• [Challenge] Set down each line of the data below exactly as it stands, dropping the pictures.

• [Records to process]

»»

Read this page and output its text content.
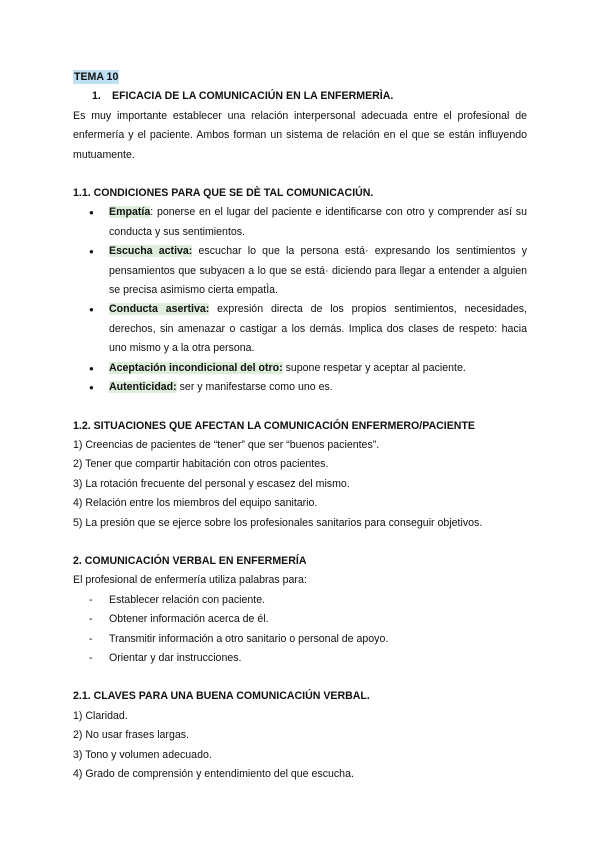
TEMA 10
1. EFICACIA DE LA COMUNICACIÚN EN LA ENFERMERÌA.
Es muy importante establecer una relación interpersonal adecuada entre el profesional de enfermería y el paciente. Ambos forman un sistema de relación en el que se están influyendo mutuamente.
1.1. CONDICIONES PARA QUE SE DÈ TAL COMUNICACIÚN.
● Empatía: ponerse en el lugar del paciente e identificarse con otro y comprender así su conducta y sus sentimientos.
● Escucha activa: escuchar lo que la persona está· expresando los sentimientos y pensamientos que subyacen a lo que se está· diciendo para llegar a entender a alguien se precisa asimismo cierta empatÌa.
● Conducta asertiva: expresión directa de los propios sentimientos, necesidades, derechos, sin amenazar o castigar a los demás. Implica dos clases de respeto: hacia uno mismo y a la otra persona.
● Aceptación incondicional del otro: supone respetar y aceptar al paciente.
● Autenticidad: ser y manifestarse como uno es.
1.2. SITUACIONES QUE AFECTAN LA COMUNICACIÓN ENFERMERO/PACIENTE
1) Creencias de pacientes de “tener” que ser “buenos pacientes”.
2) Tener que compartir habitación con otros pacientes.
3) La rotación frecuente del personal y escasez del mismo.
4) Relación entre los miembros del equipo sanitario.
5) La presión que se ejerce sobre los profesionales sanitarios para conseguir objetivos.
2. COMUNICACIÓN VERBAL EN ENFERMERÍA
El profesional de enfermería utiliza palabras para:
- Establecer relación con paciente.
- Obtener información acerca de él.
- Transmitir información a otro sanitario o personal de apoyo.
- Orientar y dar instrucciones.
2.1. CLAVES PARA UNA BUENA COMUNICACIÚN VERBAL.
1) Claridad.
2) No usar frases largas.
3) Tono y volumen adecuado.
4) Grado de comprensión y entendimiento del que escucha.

««

• [Response]
Read this page and output its text content.
TEMA 10
1. EFICACIA DE LA COMUNICACIÚN EN LA ENFERMERÌA.
Es muy importante establecer una relación interpersonal adecuada entre el profesional de enfermería y el paciente. Ambos forman un sistema de relación en el que se están influyendo mutuamente.
1.1. CONDICIONES PARA QUE SE DÈ TAL COMUNICACIÚN.
● Empatía: ponerse en el lugar del paciente e identificarse con otro y comprender así su conducta y sus sentimientos.
● Escucha activa: escuchar lo que la persona está· expresando los sentimientos y pensamientos que subyacen a lo que se está· diciendo para llegar a entender a alguien se precisa asimismo cierta empatÌa.
● Conducta asertiva: expresión directa de los propios sentimientos, necesidades, derechos, sin amenazar o castigar a los demás. Implica dos clases de respeto: hacia uno mismo y a la otra persona.
● Aceptación incondicional del otro: supone respetar y aceptar al paciente.
● Autenticidad: ser y manifestarse como uno es.
1.2. SITUACIONES QUE AFECTAN LA COMUNICACIÓN ENFERMERO/PACIENTE
1) Creencias de pacientes de “tener” que ser “buenos pacientes”.
2) Tener que compartir habitación con otros pacientes.
3) La rotación frecuente del personal y escasez del mismo.
4) Relación entre los miembros del equipo sanitario.
5) La presión que se ejerce sobre los profesionales sanitarios para conseguir objetivos.
2. COMUNICACIÓN VERBAL EN ENFERMERÍA
El profesional de enfermería utiliza palabras para:
- Establecer relación con paciente.
- Obtener información acerca de él.
- Transmitir información a otro sanitario o personal de apoyo.
- Orientar y dar instrucciones.
2.1. CLAVES PARA UNA BUENA COMUNICACIÚN VERBAL.
1) Claridad.
2) No usar frases largas.
3) Tono y volumen adecuado.
4) Grado de comprensión y entendimiento del que escucha.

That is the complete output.